Prompt: Which lines hold the word "this"? Copy each one.

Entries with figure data
____

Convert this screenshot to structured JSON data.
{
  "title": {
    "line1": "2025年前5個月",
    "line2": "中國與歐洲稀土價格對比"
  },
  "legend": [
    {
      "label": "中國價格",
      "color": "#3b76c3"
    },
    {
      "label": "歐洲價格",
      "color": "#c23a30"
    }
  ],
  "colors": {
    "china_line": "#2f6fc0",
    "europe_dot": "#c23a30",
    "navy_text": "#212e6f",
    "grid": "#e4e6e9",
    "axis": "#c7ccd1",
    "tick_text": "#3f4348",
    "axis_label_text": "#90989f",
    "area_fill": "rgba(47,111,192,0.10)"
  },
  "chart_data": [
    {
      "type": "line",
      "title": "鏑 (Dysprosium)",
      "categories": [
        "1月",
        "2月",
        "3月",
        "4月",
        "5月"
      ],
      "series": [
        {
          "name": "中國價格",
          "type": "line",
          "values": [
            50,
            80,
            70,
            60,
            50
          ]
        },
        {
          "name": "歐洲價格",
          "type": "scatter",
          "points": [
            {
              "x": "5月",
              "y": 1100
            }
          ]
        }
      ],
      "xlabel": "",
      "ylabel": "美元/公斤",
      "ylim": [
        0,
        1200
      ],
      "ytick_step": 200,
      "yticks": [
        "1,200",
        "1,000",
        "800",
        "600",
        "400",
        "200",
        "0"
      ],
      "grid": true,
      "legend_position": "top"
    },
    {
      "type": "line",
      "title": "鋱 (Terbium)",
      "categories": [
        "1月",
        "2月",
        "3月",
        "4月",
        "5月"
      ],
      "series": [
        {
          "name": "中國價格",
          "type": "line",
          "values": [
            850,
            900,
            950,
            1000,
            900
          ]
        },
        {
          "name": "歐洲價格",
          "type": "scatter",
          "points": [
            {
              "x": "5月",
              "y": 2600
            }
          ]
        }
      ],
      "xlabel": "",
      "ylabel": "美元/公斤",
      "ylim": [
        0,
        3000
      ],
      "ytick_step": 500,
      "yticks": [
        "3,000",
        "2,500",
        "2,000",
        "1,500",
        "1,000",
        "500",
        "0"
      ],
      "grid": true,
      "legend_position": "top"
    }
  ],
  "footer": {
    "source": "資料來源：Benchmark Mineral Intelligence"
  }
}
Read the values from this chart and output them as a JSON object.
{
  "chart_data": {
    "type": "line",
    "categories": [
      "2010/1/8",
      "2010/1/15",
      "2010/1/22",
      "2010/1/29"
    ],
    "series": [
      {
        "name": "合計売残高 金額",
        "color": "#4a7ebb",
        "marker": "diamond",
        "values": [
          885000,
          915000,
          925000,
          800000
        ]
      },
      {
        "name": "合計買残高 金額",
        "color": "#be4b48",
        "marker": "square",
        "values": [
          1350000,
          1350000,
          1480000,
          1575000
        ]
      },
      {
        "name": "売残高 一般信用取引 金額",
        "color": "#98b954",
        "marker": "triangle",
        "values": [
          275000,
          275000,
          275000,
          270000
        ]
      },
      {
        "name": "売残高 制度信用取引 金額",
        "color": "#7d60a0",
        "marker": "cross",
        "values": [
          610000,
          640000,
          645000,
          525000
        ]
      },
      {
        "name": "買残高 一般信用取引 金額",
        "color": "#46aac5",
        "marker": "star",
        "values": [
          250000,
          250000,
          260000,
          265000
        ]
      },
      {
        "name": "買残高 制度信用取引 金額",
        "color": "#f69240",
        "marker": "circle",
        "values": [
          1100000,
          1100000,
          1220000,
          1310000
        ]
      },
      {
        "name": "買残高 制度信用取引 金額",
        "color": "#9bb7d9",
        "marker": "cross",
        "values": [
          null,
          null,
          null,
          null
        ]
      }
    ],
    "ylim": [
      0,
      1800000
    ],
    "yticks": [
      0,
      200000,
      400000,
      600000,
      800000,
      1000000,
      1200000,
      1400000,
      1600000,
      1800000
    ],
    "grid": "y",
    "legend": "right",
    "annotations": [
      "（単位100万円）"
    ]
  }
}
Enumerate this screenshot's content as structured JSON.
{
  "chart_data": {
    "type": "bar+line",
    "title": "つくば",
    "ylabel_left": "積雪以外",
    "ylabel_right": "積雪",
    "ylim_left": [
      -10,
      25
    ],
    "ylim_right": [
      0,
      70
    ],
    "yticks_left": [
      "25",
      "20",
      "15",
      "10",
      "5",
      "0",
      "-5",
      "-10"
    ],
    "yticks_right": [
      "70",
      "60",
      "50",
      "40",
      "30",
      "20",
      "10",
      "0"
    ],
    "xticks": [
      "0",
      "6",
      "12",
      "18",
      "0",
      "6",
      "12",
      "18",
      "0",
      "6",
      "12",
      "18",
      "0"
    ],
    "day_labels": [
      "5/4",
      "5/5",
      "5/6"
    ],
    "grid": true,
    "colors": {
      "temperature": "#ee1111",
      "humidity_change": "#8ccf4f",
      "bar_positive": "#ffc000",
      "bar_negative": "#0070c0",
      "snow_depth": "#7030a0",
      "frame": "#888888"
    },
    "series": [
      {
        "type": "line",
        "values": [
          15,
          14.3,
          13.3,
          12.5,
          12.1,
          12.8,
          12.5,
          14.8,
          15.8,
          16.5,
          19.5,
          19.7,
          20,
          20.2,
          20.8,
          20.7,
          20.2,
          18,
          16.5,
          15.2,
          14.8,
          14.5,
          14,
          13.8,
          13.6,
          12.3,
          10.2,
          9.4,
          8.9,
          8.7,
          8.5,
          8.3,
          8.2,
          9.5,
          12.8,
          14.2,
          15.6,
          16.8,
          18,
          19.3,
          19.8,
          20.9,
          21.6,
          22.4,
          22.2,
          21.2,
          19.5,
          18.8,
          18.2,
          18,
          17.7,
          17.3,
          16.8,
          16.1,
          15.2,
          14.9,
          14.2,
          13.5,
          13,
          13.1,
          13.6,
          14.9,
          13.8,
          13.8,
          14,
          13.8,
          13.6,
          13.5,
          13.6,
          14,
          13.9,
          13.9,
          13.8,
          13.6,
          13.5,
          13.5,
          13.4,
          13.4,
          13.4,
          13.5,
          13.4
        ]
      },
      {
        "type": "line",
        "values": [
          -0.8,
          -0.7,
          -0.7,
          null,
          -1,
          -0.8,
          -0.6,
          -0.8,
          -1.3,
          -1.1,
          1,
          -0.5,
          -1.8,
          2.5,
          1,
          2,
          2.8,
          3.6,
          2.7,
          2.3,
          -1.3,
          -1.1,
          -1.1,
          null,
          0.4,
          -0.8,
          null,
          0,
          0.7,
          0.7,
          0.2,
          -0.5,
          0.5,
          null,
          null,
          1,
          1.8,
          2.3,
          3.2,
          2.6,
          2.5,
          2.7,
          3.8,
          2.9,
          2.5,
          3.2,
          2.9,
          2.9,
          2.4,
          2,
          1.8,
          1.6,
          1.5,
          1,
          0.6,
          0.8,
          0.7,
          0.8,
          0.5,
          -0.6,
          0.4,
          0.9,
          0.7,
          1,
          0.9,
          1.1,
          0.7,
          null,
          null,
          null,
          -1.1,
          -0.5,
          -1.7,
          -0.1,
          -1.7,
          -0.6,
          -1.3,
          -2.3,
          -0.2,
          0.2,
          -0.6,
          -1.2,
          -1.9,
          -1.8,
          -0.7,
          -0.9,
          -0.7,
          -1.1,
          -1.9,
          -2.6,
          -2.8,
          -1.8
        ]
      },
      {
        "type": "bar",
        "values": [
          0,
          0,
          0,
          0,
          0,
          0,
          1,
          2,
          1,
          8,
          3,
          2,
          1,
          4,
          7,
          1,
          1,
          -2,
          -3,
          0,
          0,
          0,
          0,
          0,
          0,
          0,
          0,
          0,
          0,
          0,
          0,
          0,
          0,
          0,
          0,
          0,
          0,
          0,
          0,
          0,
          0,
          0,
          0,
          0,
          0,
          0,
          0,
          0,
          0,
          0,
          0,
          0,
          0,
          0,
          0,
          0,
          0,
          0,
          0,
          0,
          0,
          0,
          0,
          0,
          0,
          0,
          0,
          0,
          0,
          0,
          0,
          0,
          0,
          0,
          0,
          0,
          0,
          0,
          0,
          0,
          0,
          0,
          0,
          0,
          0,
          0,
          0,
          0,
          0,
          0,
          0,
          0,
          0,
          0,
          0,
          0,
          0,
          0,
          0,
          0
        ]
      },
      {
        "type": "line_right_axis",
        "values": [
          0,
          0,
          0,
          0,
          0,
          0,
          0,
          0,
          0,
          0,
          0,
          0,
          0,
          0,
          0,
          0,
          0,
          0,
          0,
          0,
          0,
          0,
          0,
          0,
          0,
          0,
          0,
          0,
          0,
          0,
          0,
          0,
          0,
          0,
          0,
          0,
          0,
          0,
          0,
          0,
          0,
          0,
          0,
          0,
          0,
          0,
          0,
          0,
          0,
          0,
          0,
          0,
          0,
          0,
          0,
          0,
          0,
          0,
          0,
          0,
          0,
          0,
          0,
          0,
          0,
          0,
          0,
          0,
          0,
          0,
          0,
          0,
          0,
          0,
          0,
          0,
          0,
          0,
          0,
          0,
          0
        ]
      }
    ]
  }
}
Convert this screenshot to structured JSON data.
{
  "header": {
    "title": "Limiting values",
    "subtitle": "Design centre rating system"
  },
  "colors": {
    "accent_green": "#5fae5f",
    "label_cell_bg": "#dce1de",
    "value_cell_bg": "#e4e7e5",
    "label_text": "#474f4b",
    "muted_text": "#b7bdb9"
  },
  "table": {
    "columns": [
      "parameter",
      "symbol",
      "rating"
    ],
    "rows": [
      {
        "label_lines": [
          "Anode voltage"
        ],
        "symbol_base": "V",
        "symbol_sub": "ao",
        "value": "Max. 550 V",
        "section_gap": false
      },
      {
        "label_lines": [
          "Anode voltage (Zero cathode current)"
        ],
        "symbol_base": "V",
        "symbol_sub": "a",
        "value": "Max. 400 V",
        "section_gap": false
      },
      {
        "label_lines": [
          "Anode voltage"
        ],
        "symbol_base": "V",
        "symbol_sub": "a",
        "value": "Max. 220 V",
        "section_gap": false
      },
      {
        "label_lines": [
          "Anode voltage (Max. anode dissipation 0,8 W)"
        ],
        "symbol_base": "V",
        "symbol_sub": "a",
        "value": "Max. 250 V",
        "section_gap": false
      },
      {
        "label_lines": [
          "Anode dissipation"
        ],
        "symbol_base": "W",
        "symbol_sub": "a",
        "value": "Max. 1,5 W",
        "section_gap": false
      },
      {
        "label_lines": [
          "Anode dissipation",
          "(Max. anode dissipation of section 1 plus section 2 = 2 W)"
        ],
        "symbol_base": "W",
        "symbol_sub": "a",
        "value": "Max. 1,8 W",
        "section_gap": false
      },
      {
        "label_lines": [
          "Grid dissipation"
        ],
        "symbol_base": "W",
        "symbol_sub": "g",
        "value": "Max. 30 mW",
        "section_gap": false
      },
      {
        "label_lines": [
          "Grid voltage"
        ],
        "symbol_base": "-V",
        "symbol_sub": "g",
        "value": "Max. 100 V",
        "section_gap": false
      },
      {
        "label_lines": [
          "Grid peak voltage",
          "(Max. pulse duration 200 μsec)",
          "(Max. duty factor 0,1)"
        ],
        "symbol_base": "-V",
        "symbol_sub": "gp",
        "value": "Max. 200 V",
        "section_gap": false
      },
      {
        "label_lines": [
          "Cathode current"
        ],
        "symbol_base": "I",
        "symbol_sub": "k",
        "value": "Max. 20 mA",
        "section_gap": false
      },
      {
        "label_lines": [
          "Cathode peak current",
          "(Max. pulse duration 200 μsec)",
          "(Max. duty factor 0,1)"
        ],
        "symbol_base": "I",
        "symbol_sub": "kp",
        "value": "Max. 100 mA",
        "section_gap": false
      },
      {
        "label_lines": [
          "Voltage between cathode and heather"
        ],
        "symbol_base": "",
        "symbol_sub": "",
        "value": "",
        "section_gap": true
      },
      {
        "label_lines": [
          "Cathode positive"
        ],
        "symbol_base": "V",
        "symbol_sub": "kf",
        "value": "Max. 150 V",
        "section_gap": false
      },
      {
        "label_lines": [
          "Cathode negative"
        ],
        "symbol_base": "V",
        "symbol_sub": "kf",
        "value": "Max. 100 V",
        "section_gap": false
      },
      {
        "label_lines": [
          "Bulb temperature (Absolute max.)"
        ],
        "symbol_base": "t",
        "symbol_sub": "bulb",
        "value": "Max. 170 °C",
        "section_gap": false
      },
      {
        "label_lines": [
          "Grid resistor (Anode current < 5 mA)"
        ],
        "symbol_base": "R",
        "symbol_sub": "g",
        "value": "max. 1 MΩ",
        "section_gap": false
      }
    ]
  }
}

____

Exercise answer:
Convert this screenshot to structured JSON data.
Read the values from this chart and output them as a JSON object.
Enumerate this screenshot's content as structured JSON.
Convert this screenshot to structured JSON data.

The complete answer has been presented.